# Task
Exactly as written, print each record in the listing.

# Supplied entries
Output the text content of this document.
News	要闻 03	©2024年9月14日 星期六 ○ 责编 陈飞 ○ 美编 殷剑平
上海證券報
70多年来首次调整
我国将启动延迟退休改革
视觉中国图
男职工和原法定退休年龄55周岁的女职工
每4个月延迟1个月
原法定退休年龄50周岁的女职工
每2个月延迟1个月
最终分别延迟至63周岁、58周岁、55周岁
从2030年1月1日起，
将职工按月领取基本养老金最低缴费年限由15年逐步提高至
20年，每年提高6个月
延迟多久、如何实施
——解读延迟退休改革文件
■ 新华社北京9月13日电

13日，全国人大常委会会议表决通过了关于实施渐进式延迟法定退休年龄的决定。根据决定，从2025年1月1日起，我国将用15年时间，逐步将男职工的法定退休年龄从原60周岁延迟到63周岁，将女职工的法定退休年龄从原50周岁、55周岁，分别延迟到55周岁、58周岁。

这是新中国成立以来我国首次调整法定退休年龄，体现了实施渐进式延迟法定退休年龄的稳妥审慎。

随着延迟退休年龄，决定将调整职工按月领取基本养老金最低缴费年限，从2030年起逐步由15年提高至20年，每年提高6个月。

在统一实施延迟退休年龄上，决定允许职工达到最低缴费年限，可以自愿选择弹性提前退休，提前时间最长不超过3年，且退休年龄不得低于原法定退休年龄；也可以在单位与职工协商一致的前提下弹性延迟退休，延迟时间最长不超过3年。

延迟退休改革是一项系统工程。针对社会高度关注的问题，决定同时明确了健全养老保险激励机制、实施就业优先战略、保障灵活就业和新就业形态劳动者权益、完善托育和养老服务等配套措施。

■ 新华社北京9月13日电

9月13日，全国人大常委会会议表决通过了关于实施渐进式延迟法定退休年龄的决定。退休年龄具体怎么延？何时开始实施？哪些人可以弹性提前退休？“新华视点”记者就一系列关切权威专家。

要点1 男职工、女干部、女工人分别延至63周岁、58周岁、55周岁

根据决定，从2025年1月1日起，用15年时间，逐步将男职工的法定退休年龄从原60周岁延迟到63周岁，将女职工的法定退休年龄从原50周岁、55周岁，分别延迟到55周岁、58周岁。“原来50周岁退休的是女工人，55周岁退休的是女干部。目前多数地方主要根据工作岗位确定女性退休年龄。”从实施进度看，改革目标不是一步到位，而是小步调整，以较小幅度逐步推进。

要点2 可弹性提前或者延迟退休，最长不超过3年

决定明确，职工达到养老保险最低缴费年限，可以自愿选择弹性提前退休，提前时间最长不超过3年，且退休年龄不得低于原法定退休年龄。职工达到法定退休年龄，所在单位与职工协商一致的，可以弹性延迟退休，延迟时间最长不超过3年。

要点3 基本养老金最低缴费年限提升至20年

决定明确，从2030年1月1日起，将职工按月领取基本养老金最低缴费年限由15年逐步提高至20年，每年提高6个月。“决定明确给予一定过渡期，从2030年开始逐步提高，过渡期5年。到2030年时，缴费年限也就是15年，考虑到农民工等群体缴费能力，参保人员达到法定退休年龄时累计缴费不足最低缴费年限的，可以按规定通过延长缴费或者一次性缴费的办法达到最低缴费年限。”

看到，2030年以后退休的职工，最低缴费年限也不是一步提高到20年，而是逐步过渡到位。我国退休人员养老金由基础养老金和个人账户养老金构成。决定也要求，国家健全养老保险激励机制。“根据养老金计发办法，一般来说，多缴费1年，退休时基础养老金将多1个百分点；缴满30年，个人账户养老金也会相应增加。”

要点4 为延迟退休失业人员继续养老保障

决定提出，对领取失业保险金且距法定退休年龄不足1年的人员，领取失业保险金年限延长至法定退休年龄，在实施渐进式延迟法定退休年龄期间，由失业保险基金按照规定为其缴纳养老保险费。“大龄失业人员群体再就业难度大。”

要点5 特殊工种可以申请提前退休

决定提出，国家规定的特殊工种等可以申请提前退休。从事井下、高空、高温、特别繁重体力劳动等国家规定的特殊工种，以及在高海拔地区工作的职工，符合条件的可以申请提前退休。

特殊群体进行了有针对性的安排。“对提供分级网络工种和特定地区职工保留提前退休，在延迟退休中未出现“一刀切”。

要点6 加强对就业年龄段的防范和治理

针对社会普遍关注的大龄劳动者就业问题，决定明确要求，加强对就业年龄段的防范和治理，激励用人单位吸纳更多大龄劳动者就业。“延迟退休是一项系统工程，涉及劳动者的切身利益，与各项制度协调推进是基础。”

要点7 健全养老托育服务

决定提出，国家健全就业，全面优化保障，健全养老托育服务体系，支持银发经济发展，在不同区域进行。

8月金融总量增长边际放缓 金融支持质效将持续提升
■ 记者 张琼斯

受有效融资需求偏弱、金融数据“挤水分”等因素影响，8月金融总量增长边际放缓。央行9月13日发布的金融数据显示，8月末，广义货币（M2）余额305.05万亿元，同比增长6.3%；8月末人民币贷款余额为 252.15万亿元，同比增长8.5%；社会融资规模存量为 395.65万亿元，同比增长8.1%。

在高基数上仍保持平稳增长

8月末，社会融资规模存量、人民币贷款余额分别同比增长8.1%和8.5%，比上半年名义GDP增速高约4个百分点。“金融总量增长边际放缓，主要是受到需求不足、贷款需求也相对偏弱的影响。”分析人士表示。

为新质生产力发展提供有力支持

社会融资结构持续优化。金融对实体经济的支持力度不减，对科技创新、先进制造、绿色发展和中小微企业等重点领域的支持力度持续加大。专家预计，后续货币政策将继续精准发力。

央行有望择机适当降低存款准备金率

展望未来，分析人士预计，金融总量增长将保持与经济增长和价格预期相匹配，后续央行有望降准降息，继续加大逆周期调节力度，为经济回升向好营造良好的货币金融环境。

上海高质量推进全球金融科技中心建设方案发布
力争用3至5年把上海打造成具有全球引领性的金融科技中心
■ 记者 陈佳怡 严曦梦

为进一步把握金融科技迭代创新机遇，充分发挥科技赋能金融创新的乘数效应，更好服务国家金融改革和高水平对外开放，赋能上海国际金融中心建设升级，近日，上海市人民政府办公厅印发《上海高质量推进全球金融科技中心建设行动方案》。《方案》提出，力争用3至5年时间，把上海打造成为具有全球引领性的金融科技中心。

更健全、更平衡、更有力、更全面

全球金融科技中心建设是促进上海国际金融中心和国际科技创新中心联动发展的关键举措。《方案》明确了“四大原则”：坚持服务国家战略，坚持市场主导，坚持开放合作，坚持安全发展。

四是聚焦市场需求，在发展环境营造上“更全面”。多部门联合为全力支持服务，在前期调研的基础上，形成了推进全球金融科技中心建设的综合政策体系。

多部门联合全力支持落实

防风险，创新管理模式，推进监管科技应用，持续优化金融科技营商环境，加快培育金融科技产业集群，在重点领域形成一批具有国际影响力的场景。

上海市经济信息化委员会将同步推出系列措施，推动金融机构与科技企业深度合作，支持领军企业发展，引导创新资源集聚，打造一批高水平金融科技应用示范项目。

# Final answer
Output the text content of this document.
News	要闻 03	©2024年9月14日 星期六 ○ 责编 陈飞 ○ 美编 殷剑平
上海證券報
70多年来首次调整
我国将启动延迟退休改革
视觉中国图
男职工和原法定退休年龄55周岁的女职工
每4个月延迟1个月
原法定退休年龄50周岁的女职工
每2个月延迟1个月
最终分别延迟至63周岁、58周岁、55周岁
从2030年1月1日起，
将职工按月领取基本养老金最低缴费年限由15年逐步提高至
20年，每年提高6个月
延迟多久、如何实施
——解读延迟退休改革文件
■ 新华社北京9月13日电

13日，全国人大常委会会议表决通过了关于实施渐进式延迟法定退休年龄的决定。根据决定，从2025年1月1日起，我国将用15年时间，逐步将男职工的法定退休年龄从原60周岁延迟到63周岁，将女职工的法定退休年龄从原50周岁、55周岁，分别延迟到55周岁、58周岁。

这是新中国成立以来我国首次调整法定退休年龄，体现了实施渐进式延迟法定退休年龄的稳妥审慎。

随着延迟退休年龄，决定将调整职工按月领取基本养老金最低缴费年限，从2030年起逐步由15年提高至20年，每年提高6个月。

在统一实施延迟退休年龄上，决定允许职工达到最低缴费年限，可以自愿选择弹性提前退休，提前时间最长不超过3年，且退休年龄不得低于原法定退休年龄；也可以在单位与职工协商一致的前提下弹性延迟退休，延迟时间最长不超过3年。

延迟退休改革是一项系统工程。针对社会高度关注的问题，决定同时明确了健全养老保险激励机制、实施就业优先战略、保障灵活就业和新就业形态劳动者权益、完善托育和养老服务等配套措施。

■ 新华社北京9月13日电

9月13日，全国人大常委会会议表决通过了关于实施渐进式延迟法定退休年龄的决定。退休年龄具体怎么延？何时开始实施？哪些人可以弹性提前退休？“新华视点”记者就一系列关切权威专家。

要点1 男职工、女干部、女工人分别延至63周岁、58周岁、55周岁

根据决定，从2025年1月1日起，用15年时间，逐步将男职工的法定退休年龄从原60周岁延迟到63周岁，将女职工的法定退休年龄从原50周岁、55周岁，分别延迟到55周岁、58周岁。“原来50周岁退休的是女工人，55周岁退休的是女干部。目前多数地方主要根据工作岗位确定女性退休年龄。”从实施进度看，改革目标不是一步到位，而是小步调整，以较小幅度逐步推进。

要点2 可弹性提前或者延迟退休，最长不超过3年

决定明确，职工达到养老保险最低缴费年限，可以自愿选择弹性提前退休，提前时间最长不超过3年，且退休年龄不得低于原法定退休年龄。职工达到法定退休年龄，所在单位与职工协商一致的，可以弹性延迟退休，延迟时间最长不超过3年。

要点3 基本养老金最低缴费年限提升至20年

决定明确，从2030年1月1日起，将职工按月领取基本养老金最低缴费年限由15年逐步提高至20年，每年提高6个月。“决定明确给予一定过渡期，从2030年开始逐步提高，过渡期5年。到2030年时，缴费年限也就是15年，考虑到农民工等群体缴费能力，参保人员达到法定退休年龄时累计缴费不足最低缴费年限的，可以按规定通过延长缴费或者一次性缴费的办法达到最低缴费年限。”

看到，2030年以后退休的职工，最低缴费年限也不是一步提高到20年，而是逐步过渡到位。我国退休人员养老金由基础养老金和个人账户养老金构成。决定也要求，国家健全养老保险激励机制。“根据养老金计发办法，一般来说，多缴费1年，退休时基础养老金将多1个百分点；缴满30年，个人账户养老金也会相应增加。”

要点4 为延迟退休失业人员继续养老保障

决定提出，对领取失业保险金且距法定退休年龄不足1年的人员，领取失业保险金年限延长至法定退休年龄，在实施渐进式延迟法定退休年龄期间，由失业保险基金按照规定为其缴纳养老保险费。“大龄失业人员群体再就业难度大。”

要点5 特殊工种可以申请提前退休

决定提出，国家规定的特殊工种等可以申请提前退休。从事井下、高空、高温、特别繁重体力劳动等国家规定的特殊工种，以及在高海拔地区工作的职工，符合条件的可以申请提前退休。

特殊群体进行了有针对性的安排。“对提供分级网络工种和特定地区职工保留提前退休，在延迟退休中未出现“一刀切”。

要点6 加强对就业年龄段的防范和治理

针对社会普遍关注的大龄劳动者就业问题，决定明确要求，加强对就业年龄段的防范和治理，激励用人单位吸纳更多大龄劳动者就业。“延迟退休是一项系统工程，涉及劳动者的切身利益，与各项制度协调推进是基础。”

要点7 健全养老托育服务

决定提出，国家健全就业，全面优化保障，健全养老托育服务体系，支持银发经济发展，在不同区域进行。

8月金融总量增长边际放缓 金融支持质效将持续提升
■ 记者 张琼斯

受有效融资需求偏弱、金融数据“挤水分”等因素影响，8月金融总量增长边际放缓。央行9月13日发布的金融数据显示，8月末，广义货币（M2）余额305.05万亿元，同比增长6.3%；8月末人民币贷款余额为 252.15万亿元，同比增长8.5%；社会融资规模存量为 395.65万亿元，同比增长8.1%。

在高基数上仍保持平稳增长

8月末，社会融资规模存量、人民币贷款余额分别同比增长8.1%和8.5%，比上半年名义GDP增速高约4个百分点。“金融总量增长边际放缓，主要是受到需求不足、贷款需求也相对偏弱的影响。”分析人士表示。

为新质生产力发展提供有力支持

社会融资结构持续优化。金融对实体经济的支持力度不减，对科技创新、先进制造、绿色发展和中小微企业等重点领域的支持力度持续加大。专家预计，后续货币政策将继续精准发力。

央行有望择机适当降低存款准备金率

展望未来，分析人士预计，金融总量增长将保持与经济增长和价格预期相匹配，后续央行有望降准降息，继续加大逆周期调节力度，为经济回升向好营造良好的货币金融环境。

上海高质量推进全球金融科技中心建设方案发布
力争用3至5年把上海打造成具有全球引领性的金融科技中心
■ 记者 陈佳怡 严曦梦

为进一步把握金融科技迭代创新机遇，充分发挥科技赋能金融创新的乘数效应，更好服务国家金融改革和高水平对外开放，赋能上海国际金融中心建设升级，近日，上海市人民政府办公厅印发《上海高质量推进全球金融科技中心建设行动方案》。《方案》提出，力争用3至5年时间，把上海打造成为具有全球引领性的金融科技中心。

更健全、更平衡、更有力、更全面

全球金融科技中心建设是促进上海国际金融中心和国际科技创新中心联动发展的关键举措。《方案》明确了“四大原则”：坚持服务国家战略，坚持市场主导，坚持开放合作，坚持安全发展。

四是聚焦市场需求，在发展环境营造上“更全面”。多部门联合为全力支持服务，在前期调研的基础上，形成了推进全球金融科技中心建设的综合政策体系。

多部门联合全力支持落实

防风险，创新管理模式，推进监管科技应用，持续优化金融科技营商环境，加快培育金融科技产业集群，在重点领域形成一批具有国际影响力的场景。

上海市经济信息化委员会将同步推出系列措施，推动金融机构与科技企业深度合作，支持领军企业发展，引导创新资源集聚，打造一批高水平金融科技应用示范项目。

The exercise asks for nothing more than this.